===== RECORDED INFORMATION =====

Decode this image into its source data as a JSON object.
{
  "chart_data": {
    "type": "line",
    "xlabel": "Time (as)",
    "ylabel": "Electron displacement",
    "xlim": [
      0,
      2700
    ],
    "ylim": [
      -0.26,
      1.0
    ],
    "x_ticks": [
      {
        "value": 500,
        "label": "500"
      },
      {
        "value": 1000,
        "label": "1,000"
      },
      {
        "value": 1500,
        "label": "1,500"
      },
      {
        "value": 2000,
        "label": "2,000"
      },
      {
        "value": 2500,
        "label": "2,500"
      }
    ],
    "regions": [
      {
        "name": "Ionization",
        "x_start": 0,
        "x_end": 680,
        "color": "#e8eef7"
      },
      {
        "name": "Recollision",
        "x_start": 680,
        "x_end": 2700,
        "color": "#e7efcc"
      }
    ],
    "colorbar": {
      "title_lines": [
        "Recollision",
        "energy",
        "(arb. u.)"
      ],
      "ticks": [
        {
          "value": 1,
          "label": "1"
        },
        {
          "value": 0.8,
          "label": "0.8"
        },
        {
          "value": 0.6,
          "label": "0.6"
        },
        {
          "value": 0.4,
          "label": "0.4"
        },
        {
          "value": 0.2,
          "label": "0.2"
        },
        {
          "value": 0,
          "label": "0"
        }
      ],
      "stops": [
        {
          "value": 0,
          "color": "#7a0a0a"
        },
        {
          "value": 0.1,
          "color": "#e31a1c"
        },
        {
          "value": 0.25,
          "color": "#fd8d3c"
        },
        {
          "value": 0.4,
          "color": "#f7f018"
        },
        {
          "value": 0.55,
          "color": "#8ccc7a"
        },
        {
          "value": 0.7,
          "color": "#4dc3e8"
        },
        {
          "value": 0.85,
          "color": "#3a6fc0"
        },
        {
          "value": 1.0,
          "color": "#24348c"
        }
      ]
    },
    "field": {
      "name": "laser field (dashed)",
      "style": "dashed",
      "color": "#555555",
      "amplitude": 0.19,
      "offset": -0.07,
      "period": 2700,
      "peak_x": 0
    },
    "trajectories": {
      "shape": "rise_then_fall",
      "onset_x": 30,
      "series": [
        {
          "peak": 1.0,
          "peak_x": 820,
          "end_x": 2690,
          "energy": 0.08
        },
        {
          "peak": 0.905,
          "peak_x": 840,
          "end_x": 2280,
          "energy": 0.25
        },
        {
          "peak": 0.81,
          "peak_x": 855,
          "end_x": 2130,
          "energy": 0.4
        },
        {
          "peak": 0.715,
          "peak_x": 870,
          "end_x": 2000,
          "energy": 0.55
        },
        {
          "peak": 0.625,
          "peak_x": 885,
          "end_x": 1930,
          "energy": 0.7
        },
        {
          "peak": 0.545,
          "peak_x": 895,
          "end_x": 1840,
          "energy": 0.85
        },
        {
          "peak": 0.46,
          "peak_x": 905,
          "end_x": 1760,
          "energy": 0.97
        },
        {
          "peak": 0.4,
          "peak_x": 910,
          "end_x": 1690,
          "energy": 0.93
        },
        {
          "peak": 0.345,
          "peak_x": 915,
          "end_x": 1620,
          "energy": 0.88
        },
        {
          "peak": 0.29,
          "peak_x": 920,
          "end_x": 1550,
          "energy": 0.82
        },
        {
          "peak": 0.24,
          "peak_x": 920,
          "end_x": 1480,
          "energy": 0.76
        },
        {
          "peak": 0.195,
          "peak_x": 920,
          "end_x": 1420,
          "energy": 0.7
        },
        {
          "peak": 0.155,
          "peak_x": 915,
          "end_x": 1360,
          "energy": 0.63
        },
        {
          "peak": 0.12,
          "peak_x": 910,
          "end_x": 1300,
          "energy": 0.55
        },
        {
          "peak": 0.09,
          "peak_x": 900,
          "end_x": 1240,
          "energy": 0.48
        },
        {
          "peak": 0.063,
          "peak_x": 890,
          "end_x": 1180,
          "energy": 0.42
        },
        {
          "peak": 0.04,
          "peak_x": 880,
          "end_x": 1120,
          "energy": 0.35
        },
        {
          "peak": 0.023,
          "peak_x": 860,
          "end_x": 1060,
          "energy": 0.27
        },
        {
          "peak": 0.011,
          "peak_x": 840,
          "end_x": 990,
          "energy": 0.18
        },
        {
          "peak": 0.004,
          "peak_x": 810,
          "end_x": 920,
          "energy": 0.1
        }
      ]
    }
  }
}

=====

Print the records above exactly as they appear.

▶ EXPECTED ANSWER:
Decode this image into its source data as a JSON object.
{
  "chart_data": {
    "type": "line",
    "xlabel": "Time (as)",
    "ylabel": "Electron displacement",
    "xlim": [
      0,
      2700
    ],
    "ylim": [
      -0.26,
      1.0
    ],
    "x_ticks": [
      {
        "value": 500,
        "label": "500"
      },
      {
        "value": 1000,
        "label": "1,000"
      },
      {
        "value": 1500,
        "label": "1,500"
      },
      {
        "value": 2000,
        "label": "2,000"
      },
      {
        "value": 2500,
        "label": "2,500"
      }
    ],
    "regions": [
      {
        "name": "Ionization",
        "x_start": 0,
        "x_end": 680,
        "color": "#e8eef7"
      },
      {
        "name": "Recollision",
        "x_start": 680,
        "x_end": 2700,
        "color": "#e7efcc"
      }
    ],
    "colorbar": {
      "title_lines": [
        "Recollision",
        "energy",
        "(arb. u.)"
      ],
      "ticks": [
        {
          "value": 1,
          "label": "1"
        },
        {
          "value": 0.8,
          "label": "0.8"
        },
        {
          "value": 0.6,
          "label": "0.6"
        },
        {
          "value": 0.4,
          "label": "0.4"
        },
        {
          "value": 0.2,
          "label": "0.2"
        },
        {
          "value": 0,
          "label": "0"
        }
      ],
      "stops": [
        {
          "value": 0,
          "color": "#7a0a0a"
        },
        {
          "value": 0.1,
          "color": "#e31a1c"
        },
        {
          "value": 0.25,
          "color": "#fd8d3c"
        },
        {
          "value": 0.4,
          "color": "#f7f018"
        },
        {
          "value": 0.55,
          "color": "#8ccc7a"
        },
        {
          "value": 0.7,
          "color": "#4dc3e8"
        },
        {
          "value": 0.85,
          "color": "#3a6fc0"
        },
        {
          "value": 1.0,
          "color": "#24348c"
        }
      ]
    },
    "field": {
      "name": "laser field (dashed)",
      "style": "dashed",
      "color": "#555555",
      "amplitude": 0.19,
      "offset": -0.07,
      "period": 2700,
      "peak_x": 0
    },
    "trajectories": {
      "shape": "rise_then_fall",
      "onset_x": 30,
      "series": [
        {
          "peak": 1.0,
          "peak_x": 820,
          "end_x": 2690,
          "energy": 0.08
        },
        {
          "peak": 0.905,
          "peak_x": 840,
          "end_x": 2280,
          "energy": 0.25
        },
        {
          "peak": 0.81,
          "peak_x": 855,
          "end_x": 2130,
          "energy": 0.4
        },
        {
          "peak": 0.715,
          "peak_x": 870,
          "end_x": 2000,
          "energy": 0.55
        },
        {
          "peak": 0.625,
          "peak_x": 885,
          "end_x": 1930,
          "energy": 0.7
        },
        {
          "peak": 0.545,
          "peak_x": 895,
          "end_x": 1840,
          "energy": 0.85
        },
        {
          "peak": 0.46,
          "peak_x": 905,
          "end_x": 1760,
          "energy": 0.97
        },
        {
          "peak": 0.4,
          "peak_x": 910,
          "end_x": 1690,
          "energy": 0.93
        },
        {
          "peak": 0.345,
          "peak_x": 915,
          "end_x": 1620,
          "energy": 0.88
        },
        {
          "peak": 0.29,
          "peak_x": 920,
          "end_x": 1550,
          "energy": 0.82
        },
        {
          "peak": 0.24,
          "peak_x": 920,
          "end_x": 1480,
          "energy": 0.76
        },
        {
          "peak": 0.195,
          "peak_x": 920,
          "end_x": 1420,
          "energy": 0.7
        },
        {
          "peak": 0.155,
          "peak_x": 915,
          "end_x": 1360,
          "energy": 0.63
        },
        {
          "peak": 0.12,
          "peak_x": 910,
          "end_x": 1300,
          "energy": 0.55
        },
        {
          "peak": 0.09,
          "peak_x": 900,
          "end_x": 1240,
          "energy": 0.48
        },
        {
          "peak": 0.063,
          "peak_x": 890,
          "end_x": 1180,
          "energy": 0.42
        },
        {
          "peak": 0.04,
          "peak_x": 880,
          "end_x": 1120,
          "energy": 0.35
        },
        {
          "peak": 0.023,
          "peak_x": 860,
          "end_x": 1060,
          "energy": 0.27
        },
        {
          "peak": 0.011,
          "peak_x": 840,
          "end_x": 990,
          "energy": 0.18
        },
        {
          "peak": 0.004,
          "peak_x": 810,
          "end_x": 920,
          "energy": 0.1
        }
      ]
    }
  }
}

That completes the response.